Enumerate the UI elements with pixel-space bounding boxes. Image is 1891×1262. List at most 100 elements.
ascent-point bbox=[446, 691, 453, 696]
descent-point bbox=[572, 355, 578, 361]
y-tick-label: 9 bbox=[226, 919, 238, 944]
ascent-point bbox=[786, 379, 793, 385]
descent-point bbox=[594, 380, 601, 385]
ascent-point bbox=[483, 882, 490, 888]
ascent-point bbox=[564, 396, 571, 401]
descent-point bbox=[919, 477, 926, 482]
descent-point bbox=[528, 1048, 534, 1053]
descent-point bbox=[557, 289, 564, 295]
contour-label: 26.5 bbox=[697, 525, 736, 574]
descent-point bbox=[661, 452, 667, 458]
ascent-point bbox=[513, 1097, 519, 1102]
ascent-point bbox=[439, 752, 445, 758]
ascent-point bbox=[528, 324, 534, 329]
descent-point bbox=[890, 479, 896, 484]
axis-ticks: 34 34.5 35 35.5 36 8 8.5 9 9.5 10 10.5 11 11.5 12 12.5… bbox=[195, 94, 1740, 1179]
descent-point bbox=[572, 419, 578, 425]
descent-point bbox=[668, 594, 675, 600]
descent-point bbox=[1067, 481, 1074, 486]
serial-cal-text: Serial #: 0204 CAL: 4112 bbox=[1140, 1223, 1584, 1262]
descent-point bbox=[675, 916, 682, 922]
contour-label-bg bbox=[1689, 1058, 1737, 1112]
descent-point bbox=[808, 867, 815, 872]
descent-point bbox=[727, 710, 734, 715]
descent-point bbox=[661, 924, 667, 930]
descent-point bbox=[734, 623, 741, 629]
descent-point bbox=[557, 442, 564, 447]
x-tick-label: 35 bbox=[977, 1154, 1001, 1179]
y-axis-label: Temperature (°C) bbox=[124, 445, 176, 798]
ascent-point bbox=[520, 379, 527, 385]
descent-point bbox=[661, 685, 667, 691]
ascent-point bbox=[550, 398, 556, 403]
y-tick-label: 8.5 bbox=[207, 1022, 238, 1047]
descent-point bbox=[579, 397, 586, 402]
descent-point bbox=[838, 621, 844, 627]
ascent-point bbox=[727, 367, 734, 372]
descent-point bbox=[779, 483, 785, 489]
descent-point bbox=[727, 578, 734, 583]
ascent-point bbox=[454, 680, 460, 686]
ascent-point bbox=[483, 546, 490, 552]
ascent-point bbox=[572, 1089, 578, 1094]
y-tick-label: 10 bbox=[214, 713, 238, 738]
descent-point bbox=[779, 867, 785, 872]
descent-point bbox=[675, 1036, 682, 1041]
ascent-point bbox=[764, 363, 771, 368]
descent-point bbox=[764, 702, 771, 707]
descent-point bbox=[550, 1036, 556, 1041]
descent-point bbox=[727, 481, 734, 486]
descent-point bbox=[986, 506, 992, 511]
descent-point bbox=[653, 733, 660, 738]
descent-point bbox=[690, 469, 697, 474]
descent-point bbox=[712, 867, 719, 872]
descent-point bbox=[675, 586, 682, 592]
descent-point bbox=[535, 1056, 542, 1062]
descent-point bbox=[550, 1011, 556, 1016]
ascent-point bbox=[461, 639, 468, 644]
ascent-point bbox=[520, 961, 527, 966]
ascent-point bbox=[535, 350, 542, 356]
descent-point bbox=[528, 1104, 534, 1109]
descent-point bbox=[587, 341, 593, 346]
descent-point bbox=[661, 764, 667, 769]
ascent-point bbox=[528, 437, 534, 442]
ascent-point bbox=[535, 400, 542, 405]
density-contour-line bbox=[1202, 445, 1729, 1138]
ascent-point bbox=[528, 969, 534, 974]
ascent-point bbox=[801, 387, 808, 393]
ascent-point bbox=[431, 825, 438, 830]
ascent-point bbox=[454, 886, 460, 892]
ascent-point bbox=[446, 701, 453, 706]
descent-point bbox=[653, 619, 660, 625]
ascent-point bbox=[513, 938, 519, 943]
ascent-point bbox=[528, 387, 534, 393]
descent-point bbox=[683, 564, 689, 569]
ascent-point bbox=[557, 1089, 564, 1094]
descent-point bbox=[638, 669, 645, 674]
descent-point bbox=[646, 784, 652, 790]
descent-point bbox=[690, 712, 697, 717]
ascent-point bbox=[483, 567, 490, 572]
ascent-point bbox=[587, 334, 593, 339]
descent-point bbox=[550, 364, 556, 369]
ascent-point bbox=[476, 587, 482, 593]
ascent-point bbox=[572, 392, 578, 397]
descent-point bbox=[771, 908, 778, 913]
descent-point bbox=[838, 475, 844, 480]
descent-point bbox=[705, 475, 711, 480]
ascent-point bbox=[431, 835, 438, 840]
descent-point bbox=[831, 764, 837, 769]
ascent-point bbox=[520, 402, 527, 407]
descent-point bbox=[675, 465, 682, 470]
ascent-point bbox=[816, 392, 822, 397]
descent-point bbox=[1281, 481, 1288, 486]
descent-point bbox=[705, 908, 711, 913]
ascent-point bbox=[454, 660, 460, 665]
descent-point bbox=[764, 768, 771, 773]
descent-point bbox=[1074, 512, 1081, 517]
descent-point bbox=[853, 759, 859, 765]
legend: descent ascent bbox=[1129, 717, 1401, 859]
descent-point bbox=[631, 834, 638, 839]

• **What is required**
Write each line from the very first one down to the one containing "descent-point bbox=[808, 867, 815, 872]", both included, as a string in a JSON list, one string per line and blank lines left out.

• **Answer in full**
[
  "Enumerate the UI elements with pixel-space bounding boxes. Image is 1891×1262. List at most 100 elements.",
  "ascent-point bbox=[446, 691, 453, 696]",
  "descent-point bbox=[572, 355, 578, 361]",
  "y-tick-label: 9 bbox=[226, 919, 238, 944]",
  "ascent-point bbox=[786, 379, 793, 385]",
  "descent-point bbox=[594, 380, 601, 385]",
  "ascent-point bbox=[483, 882, 490, 888]",
  "ascent-point bbox=[564, 396, 571, 401]",
  "descent-point bbox=[919, 477, 926, 482]",
  "descent-point bbox=[528, 1048, 534, 1053]",
  "descent-point bbox=[557, 289, 564, 295]",
  "contour-label: 26.5 bbox=[697, 525, 736, 574]",
  "descent-point bbox=[661, 452, 667, 458]",
  "ascent-point bbox=[513, 1097, 519, 1102]",
  "ascent-point bbox=[439, 752, 445, 758]",
  "ascent-point bbox=[528, 324, 534, 329]",
  "descent-point bbox=[890, 479, 896, 484]",
  "axis-ticks: 34 34.5 35 35.5 36 8 8.5 9 9.5 10 10.5 11 11.5 12 12.5… bbox=[195, 94, 1740, 1179]",
  "descent-point bbox=[572, 419, 578, 425]",
  "descent-point bbox=[668, 594, 675, 600]",
  "descent-point bbox=[1067, 481, 1074, 486]",
  "serial-cal-text: Serial #: 0204 CAL: 4112 bbox=[1140, 1223, 1584, 1262]",
  "descent-point bbox=[675, 916, 682, 922]",
  "contour-label-bg bbox=[1689, 1058, 1737, 1112]",
  "descent-point bbox=[808, 867, 815, 872]"
]